Par Alexandre Poncelet [1]
"(...)Je meurs par amour de l’humanité et pour raconter publiquement toutes les horreurs qu’au nom de la loi on commet dans cet enfer social qu’est le bagne..."
Cette brève histoire du bagne et de sa révolte, occupant la troisième partie de l’ouvrage, est à l’image du livre dans son intégralité, documenté, révolté, révoltant. On découvre en effet à la lecture de ce document tout un pan de l’histoire occulté par les manuels traditionnels d’Histoire, à savoir l’histoire des mouvements contestataires français
du dix-neuvième siècle.
Loin des approches habituelles que l’on a de cette époque à travers les romans de Zola ou les discours de Jaurès, ce livre retrace avec passion la vie (et la quasi-mort) du mouvement anarchiste de la "Belle Époque".

INFORMATIONS EXTRAITES.
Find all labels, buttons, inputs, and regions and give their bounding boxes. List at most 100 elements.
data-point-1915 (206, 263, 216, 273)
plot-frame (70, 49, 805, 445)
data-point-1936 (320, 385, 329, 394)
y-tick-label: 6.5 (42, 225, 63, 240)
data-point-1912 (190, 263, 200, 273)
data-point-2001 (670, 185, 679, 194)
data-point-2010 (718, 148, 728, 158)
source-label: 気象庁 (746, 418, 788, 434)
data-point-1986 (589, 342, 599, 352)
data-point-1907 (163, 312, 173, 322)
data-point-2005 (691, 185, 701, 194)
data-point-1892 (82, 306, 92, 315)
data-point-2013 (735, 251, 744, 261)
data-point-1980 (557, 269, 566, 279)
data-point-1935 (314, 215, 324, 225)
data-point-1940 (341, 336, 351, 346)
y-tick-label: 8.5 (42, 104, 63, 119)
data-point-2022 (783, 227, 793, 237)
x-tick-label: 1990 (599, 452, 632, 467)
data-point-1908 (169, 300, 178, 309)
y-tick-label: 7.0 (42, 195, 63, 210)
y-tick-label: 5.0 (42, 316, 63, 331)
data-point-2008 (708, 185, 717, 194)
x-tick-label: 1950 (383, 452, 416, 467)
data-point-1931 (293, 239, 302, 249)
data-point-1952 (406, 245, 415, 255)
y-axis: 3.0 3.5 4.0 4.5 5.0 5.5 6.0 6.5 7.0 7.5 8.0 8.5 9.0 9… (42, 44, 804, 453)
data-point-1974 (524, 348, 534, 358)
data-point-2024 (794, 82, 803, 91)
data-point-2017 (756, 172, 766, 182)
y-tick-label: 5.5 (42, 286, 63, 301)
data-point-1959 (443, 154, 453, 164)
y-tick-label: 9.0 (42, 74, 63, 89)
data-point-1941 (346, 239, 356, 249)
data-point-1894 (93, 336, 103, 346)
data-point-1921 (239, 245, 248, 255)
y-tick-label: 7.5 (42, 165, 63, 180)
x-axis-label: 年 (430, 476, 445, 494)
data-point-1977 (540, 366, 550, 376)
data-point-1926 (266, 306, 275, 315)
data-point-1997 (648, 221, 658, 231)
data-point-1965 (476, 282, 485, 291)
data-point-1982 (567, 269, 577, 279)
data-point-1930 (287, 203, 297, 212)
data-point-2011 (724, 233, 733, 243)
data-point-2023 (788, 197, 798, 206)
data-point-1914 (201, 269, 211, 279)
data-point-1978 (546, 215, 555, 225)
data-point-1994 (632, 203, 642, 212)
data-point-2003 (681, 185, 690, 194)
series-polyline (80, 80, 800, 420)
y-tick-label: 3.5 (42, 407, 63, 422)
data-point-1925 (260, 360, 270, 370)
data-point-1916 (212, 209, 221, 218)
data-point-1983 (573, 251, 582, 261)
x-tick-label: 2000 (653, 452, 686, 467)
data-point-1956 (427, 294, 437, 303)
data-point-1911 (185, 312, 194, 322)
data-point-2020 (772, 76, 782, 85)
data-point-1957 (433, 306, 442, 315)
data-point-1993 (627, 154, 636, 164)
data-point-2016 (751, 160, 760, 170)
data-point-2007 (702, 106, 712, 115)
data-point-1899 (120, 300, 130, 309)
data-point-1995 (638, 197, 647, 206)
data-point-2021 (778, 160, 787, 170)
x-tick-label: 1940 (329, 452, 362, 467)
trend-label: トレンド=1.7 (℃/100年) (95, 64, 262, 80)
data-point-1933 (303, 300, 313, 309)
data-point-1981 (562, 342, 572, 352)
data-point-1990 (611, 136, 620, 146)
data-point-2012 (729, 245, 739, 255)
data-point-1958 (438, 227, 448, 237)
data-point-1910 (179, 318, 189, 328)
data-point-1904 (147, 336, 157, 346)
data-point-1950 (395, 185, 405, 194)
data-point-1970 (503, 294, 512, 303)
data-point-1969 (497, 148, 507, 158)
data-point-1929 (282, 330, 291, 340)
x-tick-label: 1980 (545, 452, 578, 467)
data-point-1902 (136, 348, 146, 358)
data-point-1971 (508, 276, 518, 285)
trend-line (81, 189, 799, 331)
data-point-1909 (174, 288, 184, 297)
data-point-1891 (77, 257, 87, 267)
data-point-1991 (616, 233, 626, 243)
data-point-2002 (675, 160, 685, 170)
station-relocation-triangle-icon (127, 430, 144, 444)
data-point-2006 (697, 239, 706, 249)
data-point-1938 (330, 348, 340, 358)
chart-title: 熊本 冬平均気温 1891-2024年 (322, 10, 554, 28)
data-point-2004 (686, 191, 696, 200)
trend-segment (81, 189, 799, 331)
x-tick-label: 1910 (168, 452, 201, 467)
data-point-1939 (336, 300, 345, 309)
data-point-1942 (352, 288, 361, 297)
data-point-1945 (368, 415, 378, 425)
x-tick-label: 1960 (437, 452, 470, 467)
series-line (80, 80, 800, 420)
--
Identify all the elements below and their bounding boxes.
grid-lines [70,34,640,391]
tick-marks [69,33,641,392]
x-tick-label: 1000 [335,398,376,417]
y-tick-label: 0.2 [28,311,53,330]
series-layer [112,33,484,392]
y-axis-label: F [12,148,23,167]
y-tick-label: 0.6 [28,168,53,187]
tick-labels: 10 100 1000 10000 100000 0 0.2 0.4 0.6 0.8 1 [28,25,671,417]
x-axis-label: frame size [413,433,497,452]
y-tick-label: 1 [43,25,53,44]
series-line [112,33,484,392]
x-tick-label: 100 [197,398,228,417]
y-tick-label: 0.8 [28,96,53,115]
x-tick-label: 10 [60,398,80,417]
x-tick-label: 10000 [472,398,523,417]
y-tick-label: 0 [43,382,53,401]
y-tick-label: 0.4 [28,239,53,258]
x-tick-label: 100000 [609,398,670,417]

CONSIGNES DE L'EXERCICE.
- a) Répondez aux questions suivantes à partir de l'extrait sur le mouvement anarchiste.
(i) Quelle partie de l'ouvrage la brève histoire du bagne et de sa révolte occupe-t-elle ?
(ii) Quel pan de l'histoire est occulté par les manuels traditionnels d'Histoire ?
(iii) De quels auteurs les approches habituelles de cette époque passent-elles par les romans ou les discours ?
- b) Poursuivez l'extrait sur le mouvement anarchiste à partir de sa dernière phrase.
Les données proviennent d'une source distincte du texte.

LISTE DES RÉPONSES.
- a)
(i) La troisième partie de l'ouvrage.
(ii) L'histoire des mouvements contestataires français du dix-neuvième siècle.
(iii) Les romans de Zola et les discours de Jaurès.

- b)
L’histoire du "compagnon Léauthier" semble ici comme un prétexte pour narrer, tantôt avec humour, tantôt avec gravité, les actes de "propagande par le fait" [2] des anarchistes, et les exactions de l’État pour contrer cette révolte populaire, si terrifiante pour les dominants sociaux de l’époque. Ce livre donc, semble être un devoir de mémoire,
à l’honneur des anarchistes français et dénonçant les persécutions subies. On voit dans cet ouvrage que l’époque de la Terreur n’est pas si loin, ni non plus celle de Vichy...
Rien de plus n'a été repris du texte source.